» Your goal
Go through the entries below and collect each line with the string "badge" in it.

» The data
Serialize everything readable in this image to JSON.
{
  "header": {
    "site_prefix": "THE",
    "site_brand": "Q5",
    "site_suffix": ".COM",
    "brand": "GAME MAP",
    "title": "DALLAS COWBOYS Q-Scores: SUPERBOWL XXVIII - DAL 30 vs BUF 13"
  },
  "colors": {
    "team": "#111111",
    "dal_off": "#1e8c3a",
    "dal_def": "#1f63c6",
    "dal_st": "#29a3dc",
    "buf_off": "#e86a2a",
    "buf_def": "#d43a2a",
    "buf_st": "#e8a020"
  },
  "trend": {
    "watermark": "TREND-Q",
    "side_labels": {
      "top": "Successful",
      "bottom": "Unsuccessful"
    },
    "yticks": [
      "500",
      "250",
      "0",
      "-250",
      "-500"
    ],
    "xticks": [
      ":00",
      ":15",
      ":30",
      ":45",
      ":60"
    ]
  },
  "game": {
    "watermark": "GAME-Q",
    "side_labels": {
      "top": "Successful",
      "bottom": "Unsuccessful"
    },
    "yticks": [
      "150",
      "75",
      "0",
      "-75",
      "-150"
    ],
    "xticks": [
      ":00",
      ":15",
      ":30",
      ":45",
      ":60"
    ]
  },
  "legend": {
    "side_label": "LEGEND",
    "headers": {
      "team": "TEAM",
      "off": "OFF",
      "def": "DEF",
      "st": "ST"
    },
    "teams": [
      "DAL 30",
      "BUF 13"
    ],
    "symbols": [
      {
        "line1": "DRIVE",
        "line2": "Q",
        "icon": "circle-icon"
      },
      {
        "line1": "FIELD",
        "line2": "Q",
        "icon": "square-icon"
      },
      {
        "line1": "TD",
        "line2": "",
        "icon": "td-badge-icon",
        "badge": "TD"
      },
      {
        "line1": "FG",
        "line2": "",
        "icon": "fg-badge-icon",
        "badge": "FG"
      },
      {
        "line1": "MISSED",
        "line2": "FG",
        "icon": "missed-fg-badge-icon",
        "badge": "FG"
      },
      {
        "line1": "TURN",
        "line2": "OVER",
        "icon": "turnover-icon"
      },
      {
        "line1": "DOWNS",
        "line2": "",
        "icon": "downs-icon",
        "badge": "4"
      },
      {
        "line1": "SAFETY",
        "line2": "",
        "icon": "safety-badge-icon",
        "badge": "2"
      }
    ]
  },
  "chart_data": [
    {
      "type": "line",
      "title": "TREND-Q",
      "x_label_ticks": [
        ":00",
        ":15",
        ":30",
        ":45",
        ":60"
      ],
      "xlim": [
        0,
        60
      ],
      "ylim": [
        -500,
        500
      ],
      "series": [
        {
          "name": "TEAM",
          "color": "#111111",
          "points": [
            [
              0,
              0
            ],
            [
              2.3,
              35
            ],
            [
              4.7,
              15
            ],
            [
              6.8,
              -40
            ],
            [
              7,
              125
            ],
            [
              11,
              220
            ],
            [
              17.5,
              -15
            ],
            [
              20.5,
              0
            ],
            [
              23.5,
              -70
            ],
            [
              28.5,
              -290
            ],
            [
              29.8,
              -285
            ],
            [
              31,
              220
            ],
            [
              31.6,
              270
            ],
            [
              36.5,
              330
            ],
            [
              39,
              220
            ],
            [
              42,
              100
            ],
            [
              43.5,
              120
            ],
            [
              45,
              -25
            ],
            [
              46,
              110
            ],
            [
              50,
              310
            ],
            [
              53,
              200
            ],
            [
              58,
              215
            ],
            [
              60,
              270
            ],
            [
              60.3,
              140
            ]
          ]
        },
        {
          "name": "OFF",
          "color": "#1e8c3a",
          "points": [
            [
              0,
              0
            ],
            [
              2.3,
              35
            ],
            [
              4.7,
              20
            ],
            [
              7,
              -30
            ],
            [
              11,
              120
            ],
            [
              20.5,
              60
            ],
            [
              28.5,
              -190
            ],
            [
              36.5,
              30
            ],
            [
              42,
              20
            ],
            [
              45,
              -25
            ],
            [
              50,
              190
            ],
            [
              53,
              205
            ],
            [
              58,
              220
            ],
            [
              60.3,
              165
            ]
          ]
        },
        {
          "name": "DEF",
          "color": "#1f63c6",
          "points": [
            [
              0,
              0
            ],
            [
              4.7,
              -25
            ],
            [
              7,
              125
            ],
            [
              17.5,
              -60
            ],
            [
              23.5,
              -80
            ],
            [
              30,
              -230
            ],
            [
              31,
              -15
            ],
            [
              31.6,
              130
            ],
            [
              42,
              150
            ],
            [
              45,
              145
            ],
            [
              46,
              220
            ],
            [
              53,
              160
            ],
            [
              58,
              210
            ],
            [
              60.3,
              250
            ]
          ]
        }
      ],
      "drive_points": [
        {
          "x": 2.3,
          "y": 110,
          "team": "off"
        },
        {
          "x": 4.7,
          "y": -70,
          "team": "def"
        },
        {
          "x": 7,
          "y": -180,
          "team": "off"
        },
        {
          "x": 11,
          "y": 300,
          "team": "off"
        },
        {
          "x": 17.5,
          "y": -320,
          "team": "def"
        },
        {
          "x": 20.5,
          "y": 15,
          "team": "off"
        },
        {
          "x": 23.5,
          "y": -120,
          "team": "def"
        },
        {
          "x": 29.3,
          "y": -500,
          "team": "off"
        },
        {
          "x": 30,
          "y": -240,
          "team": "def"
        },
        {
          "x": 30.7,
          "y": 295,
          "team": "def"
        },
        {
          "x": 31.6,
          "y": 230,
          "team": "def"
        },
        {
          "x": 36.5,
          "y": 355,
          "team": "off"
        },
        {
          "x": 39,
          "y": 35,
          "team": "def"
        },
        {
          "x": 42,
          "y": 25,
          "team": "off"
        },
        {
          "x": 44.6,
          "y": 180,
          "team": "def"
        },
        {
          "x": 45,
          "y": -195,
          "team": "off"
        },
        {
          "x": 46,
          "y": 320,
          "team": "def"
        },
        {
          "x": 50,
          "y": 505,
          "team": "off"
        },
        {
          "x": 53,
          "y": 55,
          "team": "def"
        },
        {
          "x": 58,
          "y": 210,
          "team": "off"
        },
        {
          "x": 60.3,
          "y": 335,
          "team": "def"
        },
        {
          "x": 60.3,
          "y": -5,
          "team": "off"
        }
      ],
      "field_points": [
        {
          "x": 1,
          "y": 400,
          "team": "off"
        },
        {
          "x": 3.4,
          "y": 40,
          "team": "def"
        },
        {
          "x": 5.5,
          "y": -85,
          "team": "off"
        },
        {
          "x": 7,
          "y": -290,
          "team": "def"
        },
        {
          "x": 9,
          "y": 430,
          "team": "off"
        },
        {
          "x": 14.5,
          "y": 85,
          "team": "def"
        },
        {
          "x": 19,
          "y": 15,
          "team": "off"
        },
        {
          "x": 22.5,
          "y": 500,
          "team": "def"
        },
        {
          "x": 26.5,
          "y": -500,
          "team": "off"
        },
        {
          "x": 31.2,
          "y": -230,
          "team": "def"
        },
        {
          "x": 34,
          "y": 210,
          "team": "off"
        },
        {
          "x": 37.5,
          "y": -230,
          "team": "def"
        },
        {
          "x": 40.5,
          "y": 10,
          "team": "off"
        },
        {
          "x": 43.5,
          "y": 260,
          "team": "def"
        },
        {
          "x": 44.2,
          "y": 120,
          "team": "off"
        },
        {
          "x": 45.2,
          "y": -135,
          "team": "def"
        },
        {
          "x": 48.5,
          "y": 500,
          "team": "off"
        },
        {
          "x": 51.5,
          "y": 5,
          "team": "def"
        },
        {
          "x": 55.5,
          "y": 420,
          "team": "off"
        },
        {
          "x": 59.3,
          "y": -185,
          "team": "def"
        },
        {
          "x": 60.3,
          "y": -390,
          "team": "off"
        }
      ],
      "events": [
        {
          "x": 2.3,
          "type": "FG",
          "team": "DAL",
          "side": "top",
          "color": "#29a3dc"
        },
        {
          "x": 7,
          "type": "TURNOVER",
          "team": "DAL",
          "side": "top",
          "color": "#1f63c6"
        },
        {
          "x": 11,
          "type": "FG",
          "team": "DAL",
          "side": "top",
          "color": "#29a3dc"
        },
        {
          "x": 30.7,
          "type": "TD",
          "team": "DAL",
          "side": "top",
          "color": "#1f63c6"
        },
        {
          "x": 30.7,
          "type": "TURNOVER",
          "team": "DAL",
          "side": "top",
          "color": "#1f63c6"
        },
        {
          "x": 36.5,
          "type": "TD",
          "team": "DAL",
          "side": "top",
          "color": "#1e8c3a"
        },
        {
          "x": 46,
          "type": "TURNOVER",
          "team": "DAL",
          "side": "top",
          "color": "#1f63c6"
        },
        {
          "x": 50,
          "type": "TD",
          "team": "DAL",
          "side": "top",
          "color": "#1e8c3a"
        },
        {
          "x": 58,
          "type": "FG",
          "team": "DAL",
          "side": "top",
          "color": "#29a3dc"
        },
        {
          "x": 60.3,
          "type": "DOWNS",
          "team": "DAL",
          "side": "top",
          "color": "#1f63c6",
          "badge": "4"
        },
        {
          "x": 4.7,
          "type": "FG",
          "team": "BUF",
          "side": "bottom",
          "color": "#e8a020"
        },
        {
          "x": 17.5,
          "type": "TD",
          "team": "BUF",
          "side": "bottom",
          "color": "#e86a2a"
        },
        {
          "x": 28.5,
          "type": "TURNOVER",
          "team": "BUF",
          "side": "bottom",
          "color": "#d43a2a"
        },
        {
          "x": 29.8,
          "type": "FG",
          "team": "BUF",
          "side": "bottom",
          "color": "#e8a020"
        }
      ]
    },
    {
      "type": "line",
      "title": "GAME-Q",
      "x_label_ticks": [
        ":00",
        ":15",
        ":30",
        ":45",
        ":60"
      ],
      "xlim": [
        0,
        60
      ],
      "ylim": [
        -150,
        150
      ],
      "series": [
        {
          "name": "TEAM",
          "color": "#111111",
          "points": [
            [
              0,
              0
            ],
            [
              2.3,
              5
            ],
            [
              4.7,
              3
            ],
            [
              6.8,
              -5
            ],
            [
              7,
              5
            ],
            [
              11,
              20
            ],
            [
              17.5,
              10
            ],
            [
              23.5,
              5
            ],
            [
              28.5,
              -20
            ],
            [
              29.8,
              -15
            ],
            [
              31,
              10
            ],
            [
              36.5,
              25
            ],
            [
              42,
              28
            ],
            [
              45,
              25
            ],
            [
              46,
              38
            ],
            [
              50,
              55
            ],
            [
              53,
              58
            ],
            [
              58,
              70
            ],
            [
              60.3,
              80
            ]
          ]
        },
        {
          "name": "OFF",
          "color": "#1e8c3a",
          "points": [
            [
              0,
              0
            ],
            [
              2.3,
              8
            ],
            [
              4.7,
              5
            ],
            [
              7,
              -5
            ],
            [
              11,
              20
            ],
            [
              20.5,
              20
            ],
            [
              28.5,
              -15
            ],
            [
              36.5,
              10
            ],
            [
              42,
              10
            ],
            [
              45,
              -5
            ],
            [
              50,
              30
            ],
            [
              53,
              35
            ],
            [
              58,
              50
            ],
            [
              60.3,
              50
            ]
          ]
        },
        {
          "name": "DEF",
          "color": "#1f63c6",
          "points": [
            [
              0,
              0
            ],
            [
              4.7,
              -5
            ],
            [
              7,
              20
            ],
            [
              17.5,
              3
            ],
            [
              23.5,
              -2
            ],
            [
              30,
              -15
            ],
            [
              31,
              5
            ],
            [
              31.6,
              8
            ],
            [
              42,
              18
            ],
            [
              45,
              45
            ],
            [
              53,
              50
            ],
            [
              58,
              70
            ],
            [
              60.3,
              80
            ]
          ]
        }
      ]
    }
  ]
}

» Response for this exercise
        "icon": "td-badge-icon",
        "badge": "TD"
        "icon": "fg-badge-icon",
        "badge": "FG"
        "icon": "missed-fg-badge-icon",
        "badge": "FG"
        "badge": "4"
        "icon": "safety-badge-icon",
        "badge": "2"
          "badge": "4"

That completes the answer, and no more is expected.